▸ **Brief**
Without changing a character, return the entries, but not the images they hold.

>> begin Data listing

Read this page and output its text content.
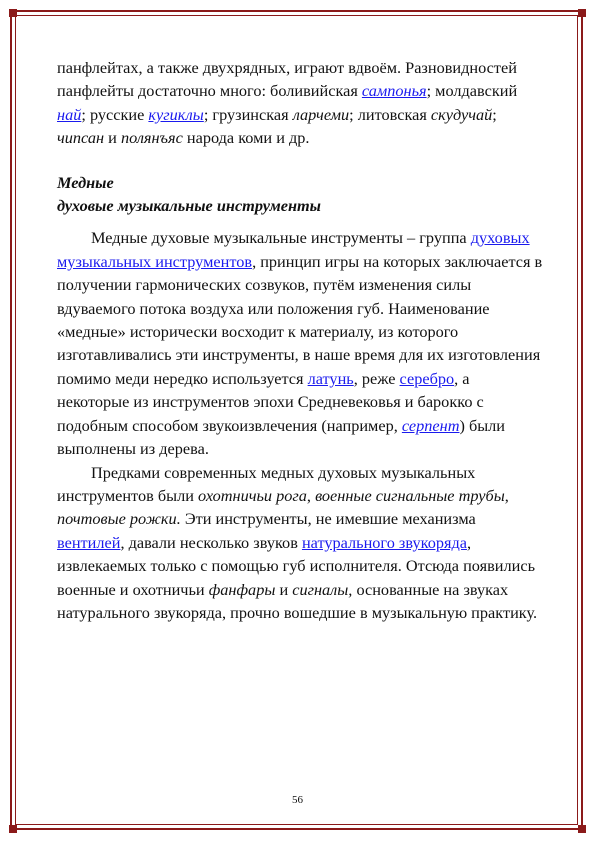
панфлейтах, а также двухрядных, играют вдвоём. Разновидностей панфлейты достаточно много: боливийская сампонья; молдавский най; русские кугиклы; грузинская ларчеми; литовская скудучай; чипсан и полянъяс народа коми и др.

Медные
духовые музыкальные инструменты

Медные духовые музыкальные инструменты – группа духовых музыкальных инструментов, принцип игры на которых заключается в получении гармонических созвуков, путём изменения силы вдуваемого потока воздуха или положения губ. Наименование «медные» исторически восходит к материалу, из которого изготавливались эти инструменты, в наше время для их изготовления помимо меди нередко используется латунь, реже серебро, а некоторые из инструментов эпохи Средневековья и барокко с подобным способом звукоизвлечения (например, серпент) были выполнены из дерева.

Предками современных медных духовых музыкальных инструментов были охотничьи рога, военные сигнальные трубы, почтовые рожки. Эти инструменты, не имевшие механизма вентилей, давали несколько звуков натурального звукоряда, извлекаемых только с помощью губ исполнителя. Отсюда появились военные и охотничьи фанфары и сигналы, основанные на звуках натурального звукоряда, прочно вошедшие в музыкальную практику.

56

>> end Data listing

▸ **Complete response**
Read this page and output its text content.
панфлейтах, а также двухрядных, играют вдвоём. Разновидностей панфлейты достаточно много: боливийская сампонья; молдавский най; русские кугиклы; грузинская ларчеми; литовская скудучай; чипсан и полянъяс народа коми и др.

Медные
духовые музыкальные инструменты

Медные духовые музыкальные инструменты – группа духовых музыкальных инструментов, принцип игры на которых заключается в получении гармонических созвуков, путём изменения силы вдуваемого потока воздуха или положения губ. Наименование «медные» исторически восходит к материалу, из которого изготавливались эти инструменты, в наше время для их изготовления помимо меди нередко используется латунь, реже серебро, а некоторые из инструментов эпохи Средневековья и барокко с подобным способом звукоизвлечения (например, серпент) были выполнены из дерева.

Предками современных медных духовых музыкальных инструментов были охотничьи рога, военные сигнальные трубы, почтовые рожки. Эти инструменты, не имевшие механизма вентилей, давали несколько звуков натурального звукоряда, извлекаемых только с помощью губ исполнителя. Отсюда появились военные и охотничьи фанфары и сигналы, основанные на звуках натурального звукоряда, прочно вошедшие в музыкальную практику.

56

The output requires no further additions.